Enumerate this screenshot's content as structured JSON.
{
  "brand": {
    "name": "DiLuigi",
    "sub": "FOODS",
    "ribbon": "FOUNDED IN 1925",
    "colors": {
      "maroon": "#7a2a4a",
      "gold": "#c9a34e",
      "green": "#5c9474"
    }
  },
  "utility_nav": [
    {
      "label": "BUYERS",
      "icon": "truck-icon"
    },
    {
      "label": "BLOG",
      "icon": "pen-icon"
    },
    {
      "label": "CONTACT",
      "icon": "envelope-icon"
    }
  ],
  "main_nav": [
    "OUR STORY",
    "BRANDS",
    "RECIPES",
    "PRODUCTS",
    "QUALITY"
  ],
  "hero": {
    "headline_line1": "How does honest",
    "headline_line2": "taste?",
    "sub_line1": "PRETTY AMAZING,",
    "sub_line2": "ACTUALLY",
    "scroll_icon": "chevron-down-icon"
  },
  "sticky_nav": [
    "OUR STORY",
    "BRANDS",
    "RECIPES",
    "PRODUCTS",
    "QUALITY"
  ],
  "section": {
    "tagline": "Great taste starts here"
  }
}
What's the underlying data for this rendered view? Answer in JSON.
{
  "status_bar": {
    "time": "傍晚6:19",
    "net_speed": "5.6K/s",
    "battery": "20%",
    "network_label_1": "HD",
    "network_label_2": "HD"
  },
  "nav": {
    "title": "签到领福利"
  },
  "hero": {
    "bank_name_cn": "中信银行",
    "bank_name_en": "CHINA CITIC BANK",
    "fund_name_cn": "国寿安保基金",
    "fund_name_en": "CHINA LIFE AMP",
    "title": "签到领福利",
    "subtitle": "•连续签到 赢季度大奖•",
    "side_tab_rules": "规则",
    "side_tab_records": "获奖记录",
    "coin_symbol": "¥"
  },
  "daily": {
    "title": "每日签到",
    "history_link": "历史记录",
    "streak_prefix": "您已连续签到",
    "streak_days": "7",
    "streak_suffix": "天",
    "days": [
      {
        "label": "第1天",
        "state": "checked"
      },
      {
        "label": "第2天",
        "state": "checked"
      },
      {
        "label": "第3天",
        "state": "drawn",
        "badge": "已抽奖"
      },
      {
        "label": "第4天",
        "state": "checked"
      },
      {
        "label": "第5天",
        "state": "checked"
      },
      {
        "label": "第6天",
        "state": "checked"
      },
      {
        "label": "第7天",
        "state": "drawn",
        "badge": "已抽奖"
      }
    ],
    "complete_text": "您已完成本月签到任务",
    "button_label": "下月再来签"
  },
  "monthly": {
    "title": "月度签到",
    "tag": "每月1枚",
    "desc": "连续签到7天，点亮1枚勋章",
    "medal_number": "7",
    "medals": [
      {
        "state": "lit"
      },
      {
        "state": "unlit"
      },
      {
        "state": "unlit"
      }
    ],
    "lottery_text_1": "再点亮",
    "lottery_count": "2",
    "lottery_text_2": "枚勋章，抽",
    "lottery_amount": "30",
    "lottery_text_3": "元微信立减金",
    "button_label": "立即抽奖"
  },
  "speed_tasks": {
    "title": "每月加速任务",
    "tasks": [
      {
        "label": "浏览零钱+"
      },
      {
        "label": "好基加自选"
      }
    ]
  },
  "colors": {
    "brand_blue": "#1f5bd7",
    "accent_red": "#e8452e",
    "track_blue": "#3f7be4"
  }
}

* * *

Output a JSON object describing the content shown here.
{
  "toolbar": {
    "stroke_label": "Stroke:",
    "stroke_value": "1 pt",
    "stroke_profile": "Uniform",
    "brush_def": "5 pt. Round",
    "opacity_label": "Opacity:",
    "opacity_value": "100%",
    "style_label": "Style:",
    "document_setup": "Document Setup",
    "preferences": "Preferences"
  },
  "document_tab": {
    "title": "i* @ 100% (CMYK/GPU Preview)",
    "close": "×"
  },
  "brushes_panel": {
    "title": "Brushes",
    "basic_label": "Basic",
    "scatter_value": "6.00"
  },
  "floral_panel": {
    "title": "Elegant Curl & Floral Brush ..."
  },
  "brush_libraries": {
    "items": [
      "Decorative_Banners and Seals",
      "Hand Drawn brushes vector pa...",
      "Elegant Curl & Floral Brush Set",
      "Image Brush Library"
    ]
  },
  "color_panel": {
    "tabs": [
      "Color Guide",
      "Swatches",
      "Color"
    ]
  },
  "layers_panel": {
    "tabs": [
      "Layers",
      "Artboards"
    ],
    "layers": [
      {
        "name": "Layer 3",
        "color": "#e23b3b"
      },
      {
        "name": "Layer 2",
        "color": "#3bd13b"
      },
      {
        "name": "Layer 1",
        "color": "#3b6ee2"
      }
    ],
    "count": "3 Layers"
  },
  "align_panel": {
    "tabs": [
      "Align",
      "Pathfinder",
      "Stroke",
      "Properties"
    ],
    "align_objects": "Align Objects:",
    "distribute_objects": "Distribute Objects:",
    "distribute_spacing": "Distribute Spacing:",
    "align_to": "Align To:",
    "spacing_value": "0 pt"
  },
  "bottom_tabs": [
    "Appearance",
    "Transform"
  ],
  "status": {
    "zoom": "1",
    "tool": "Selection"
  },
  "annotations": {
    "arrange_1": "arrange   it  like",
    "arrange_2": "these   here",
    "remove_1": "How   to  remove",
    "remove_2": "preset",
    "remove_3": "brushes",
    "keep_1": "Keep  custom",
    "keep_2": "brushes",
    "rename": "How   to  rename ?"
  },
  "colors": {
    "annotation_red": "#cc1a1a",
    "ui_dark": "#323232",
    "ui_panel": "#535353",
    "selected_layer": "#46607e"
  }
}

* * *

*Set exercise*: Pull out each line holding the string "this".

*Result of the exercise*:
Enumerate this screenshot's content as structured JSON.
What's the underlying data for this rendered view? Answer in JSON.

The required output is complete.